* What to work on
Check every line below for the word "Entscheidung" and copy the ones that have it.

* Task material
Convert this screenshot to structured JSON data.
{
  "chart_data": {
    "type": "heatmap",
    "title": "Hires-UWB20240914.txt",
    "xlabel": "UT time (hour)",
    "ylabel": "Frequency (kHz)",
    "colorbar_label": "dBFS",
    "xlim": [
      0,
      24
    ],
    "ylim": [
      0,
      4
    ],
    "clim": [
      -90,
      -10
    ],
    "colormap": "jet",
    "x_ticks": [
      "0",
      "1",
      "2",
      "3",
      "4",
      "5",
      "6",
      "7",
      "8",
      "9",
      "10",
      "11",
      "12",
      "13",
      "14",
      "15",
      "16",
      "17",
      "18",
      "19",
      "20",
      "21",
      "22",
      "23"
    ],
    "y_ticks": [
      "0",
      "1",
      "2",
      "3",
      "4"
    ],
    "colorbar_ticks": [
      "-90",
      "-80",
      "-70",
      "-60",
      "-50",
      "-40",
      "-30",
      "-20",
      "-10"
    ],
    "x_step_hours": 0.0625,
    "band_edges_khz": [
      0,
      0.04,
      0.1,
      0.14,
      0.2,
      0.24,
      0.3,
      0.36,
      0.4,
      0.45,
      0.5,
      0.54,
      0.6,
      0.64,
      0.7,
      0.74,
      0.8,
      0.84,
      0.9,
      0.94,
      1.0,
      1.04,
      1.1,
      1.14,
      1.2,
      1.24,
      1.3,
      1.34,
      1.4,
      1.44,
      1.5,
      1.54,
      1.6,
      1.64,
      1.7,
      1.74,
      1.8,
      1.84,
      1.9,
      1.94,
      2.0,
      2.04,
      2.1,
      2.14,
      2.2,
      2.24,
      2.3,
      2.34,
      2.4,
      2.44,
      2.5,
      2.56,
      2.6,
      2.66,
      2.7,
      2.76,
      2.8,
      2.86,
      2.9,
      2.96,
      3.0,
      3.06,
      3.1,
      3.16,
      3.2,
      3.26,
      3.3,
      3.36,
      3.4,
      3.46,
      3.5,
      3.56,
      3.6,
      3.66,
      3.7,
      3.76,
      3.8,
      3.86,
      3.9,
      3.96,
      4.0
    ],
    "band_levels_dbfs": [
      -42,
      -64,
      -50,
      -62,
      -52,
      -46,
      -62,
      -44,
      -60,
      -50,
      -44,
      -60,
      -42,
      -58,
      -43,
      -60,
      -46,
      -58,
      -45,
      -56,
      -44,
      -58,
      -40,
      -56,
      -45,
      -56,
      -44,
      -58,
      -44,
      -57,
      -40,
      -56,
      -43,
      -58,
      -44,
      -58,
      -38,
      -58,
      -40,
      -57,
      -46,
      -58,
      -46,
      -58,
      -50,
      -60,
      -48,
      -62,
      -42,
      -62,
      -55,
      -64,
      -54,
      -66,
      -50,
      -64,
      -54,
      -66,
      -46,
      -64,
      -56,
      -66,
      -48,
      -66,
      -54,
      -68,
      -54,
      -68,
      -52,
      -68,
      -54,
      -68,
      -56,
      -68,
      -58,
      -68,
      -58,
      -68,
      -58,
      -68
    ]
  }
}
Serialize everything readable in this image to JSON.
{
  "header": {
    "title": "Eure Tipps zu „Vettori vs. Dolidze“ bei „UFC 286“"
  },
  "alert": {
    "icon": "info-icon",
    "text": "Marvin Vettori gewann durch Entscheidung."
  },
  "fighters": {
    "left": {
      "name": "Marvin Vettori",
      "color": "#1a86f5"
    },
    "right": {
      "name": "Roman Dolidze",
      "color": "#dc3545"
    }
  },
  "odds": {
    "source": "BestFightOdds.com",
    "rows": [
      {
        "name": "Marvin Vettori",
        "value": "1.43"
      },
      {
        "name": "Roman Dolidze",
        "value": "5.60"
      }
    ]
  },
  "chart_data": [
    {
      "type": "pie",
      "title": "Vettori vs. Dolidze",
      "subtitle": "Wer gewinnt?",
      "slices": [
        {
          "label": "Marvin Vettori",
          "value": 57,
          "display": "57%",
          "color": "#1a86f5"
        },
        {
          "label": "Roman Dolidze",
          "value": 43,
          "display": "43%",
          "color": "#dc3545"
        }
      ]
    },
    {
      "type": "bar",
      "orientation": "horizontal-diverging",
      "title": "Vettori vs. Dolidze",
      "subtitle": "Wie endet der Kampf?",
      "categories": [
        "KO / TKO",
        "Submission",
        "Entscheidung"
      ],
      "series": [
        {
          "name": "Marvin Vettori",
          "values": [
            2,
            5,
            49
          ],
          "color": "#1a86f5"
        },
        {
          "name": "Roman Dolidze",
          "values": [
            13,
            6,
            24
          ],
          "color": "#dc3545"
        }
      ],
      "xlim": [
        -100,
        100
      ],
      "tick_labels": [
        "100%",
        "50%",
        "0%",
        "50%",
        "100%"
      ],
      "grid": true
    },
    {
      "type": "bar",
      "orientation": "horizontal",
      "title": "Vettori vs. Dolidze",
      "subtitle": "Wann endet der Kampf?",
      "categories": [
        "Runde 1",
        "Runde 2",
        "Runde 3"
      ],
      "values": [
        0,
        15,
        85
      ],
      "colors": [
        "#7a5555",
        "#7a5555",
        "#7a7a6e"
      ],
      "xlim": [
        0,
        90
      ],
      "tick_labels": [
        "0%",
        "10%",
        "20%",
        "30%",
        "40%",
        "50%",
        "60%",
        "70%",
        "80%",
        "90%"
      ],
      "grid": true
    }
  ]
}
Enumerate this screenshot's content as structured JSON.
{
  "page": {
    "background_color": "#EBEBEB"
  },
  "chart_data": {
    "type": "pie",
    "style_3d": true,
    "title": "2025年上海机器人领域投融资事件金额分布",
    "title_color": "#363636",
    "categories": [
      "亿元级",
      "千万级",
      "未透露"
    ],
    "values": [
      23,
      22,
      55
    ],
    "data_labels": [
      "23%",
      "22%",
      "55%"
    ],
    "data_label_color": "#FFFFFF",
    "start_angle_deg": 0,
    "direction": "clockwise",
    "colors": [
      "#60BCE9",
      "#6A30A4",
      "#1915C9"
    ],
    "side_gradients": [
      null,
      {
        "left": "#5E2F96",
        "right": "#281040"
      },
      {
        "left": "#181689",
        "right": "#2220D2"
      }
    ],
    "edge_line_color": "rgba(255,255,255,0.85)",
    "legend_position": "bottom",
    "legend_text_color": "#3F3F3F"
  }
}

* Task answer
    "text": "Marvin Vettori gewann durch Entscheidung."
        "Entscheidung"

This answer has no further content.